Excerpts from a figure dataset
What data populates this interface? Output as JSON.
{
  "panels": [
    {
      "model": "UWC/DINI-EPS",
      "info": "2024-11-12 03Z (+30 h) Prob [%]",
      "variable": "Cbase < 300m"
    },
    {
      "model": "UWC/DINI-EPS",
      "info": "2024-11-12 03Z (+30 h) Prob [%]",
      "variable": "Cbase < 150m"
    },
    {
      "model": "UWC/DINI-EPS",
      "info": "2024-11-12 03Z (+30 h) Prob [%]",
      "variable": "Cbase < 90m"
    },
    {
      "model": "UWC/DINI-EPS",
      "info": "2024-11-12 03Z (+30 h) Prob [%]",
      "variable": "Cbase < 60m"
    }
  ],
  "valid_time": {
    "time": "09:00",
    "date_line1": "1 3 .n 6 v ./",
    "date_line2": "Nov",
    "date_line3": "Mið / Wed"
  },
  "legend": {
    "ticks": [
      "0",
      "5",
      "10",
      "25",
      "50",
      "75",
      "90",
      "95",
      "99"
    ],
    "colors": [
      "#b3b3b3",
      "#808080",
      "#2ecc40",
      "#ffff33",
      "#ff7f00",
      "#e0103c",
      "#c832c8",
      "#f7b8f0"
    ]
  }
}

• **AIM OF THE EXERCISE**: Give all the entries again exactly; leave none out.

• **WRITTEN RESPONSE**:
What data populates this interface? Output as JSON.
{
  "panels": [
    {
      "model": "UWC/DINI-EPS",
      "info": "2024-11-12 03Z (+30 h) Prob [%]",
      "variable": "Cbase < 300m"
    },
    {
      "model": "UWC/DINI-EPS",
      "info": "2024-11-12 03Z (+30 h) Prob [%]",
      "variable": "Cbase < 150m"
    },
    {
      "model": "UWC/DINI-EPS",
      "info": "2024-11-12 03Z (+30 h) Prob [%]",
      "variable": "Cbase < 90m"
    },
    {
      "model": "UWC/DINI-EPS",
      "info": "2024-11-12 03Z (+30 h) Prob [%]",
      "variable": "Cbase < 60m"
    }
  ],
  "valid_time": {
    "time": "09:00",
    "date_line1": "1 3 .n 6 v ./",
    "date_line2": "Nov",
    "date_line3": "Mið / Wed"
  },
  "legend": {
    "ticks": [
      "0",
      "5",
      "10",
      "25",
      "50",
      "75",
      "90",
      "95",
      "99"
    ],
    "colors": [
      "#b3b3b3",
      "#808080",
      "#2ecc40",
      "#ffff33",
      "#ff7f00",
      "#e0103c",
      "#c832c8",
      "#f7b8f0"
    ]
  }
}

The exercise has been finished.